• TO BE DONE
Tell how many lines include the string "title". Answer with a single number.

• EXERCISE MATERIALS
———
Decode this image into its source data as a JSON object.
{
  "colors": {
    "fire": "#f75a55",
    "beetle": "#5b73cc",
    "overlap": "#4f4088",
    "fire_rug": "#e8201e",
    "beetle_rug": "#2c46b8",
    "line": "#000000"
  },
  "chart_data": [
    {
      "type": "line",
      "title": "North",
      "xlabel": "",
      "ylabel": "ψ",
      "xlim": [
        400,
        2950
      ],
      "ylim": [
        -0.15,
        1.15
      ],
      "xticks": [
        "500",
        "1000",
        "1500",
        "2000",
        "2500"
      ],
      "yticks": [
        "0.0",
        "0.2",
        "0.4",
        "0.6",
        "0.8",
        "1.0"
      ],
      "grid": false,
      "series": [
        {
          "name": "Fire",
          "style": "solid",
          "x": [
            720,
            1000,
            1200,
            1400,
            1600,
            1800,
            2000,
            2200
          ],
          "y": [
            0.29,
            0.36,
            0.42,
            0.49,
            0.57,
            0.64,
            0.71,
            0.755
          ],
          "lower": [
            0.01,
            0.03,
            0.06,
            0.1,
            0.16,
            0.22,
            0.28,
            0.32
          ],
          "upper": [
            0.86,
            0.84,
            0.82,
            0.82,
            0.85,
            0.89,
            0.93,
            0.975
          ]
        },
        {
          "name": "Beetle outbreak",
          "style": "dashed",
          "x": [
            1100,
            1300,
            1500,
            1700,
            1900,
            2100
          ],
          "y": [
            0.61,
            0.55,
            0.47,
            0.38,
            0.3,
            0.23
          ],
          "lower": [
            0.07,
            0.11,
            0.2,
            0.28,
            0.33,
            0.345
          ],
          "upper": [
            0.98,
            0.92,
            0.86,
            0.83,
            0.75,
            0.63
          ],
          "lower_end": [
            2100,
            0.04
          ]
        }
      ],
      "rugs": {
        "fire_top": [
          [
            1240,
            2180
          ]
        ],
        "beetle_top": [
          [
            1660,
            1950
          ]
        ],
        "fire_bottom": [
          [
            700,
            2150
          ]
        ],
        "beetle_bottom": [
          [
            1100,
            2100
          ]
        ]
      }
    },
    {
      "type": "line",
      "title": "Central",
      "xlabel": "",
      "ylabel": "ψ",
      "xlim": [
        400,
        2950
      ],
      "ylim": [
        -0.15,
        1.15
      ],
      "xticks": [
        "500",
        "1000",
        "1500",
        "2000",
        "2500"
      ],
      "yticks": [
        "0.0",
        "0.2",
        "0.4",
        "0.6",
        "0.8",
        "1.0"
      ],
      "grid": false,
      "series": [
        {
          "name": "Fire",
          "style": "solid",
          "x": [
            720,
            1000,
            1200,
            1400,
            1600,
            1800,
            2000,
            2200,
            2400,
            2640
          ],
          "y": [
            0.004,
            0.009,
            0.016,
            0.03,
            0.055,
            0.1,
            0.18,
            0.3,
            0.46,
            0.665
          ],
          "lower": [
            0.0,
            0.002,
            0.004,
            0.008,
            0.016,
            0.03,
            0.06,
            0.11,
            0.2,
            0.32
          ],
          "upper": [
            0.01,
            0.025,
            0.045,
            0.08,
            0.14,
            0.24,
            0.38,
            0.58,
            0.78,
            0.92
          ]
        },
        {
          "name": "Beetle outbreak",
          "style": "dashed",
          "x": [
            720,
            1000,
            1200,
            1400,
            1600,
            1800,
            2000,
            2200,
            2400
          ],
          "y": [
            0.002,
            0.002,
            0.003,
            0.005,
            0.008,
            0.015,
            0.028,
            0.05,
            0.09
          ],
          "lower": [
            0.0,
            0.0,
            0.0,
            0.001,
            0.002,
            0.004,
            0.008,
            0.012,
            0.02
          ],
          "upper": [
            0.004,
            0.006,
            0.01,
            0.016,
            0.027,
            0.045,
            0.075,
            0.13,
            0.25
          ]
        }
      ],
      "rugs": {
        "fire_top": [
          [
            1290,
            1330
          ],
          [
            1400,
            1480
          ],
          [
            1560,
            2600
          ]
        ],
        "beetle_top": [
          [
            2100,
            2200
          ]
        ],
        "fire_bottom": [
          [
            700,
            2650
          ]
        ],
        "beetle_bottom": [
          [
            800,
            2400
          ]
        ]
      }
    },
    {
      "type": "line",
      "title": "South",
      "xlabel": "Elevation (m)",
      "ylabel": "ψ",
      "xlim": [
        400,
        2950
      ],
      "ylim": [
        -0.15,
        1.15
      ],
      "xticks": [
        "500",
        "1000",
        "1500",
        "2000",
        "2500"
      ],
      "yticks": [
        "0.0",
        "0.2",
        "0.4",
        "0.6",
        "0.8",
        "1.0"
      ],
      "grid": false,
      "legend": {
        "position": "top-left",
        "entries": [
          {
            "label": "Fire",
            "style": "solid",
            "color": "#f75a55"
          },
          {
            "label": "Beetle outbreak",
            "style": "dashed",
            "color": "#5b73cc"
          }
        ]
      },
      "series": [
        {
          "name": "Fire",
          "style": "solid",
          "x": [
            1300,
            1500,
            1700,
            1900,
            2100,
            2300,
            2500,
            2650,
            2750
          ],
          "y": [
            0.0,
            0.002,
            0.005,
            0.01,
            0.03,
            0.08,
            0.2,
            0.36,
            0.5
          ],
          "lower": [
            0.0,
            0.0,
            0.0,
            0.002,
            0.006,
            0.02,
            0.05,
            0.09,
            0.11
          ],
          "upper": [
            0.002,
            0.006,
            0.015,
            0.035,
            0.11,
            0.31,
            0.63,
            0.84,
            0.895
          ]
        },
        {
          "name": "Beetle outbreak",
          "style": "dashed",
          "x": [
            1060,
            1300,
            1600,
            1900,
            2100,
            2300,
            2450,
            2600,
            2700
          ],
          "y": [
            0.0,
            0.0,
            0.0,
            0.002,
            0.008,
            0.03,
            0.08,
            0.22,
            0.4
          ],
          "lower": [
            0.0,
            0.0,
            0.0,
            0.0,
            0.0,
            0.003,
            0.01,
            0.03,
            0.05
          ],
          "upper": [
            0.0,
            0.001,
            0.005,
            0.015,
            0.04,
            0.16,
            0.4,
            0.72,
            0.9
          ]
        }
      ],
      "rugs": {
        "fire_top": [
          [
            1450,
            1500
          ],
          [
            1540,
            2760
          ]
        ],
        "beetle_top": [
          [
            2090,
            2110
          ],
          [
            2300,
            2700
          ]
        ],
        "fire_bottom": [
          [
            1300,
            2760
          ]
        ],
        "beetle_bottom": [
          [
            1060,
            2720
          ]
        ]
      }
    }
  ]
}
———
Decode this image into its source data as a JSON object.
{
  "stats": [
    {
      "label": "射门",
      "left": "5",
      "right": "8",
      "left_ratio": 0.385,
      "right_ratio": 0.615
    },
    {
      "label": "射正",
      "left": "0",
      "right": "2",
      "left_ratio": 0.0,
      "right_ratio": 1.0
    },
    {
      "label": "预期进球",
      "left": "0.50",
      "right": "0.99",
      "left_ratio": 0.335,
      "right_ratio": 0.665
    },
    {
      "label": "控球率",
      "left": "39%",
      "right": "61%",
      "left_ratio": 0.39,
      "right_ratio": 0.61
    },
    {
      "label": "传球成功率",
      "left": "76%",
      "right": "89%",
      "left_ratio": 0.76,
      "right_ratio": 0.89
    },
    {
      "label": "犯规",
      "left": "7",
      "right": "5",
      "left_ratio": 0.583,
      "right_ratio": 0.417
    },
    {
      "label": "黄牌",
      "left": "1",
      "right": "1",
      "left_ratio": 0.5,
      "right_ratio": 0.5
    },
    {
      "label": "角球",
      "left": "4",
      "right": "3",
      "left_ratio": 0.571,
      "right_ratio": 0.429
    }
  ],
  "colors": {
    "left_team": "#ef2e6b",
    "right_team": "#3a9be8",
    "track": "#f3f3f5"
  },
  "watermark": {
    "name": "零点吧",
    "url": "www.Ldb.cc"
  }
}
———
• EXERCISE RESPONSE
3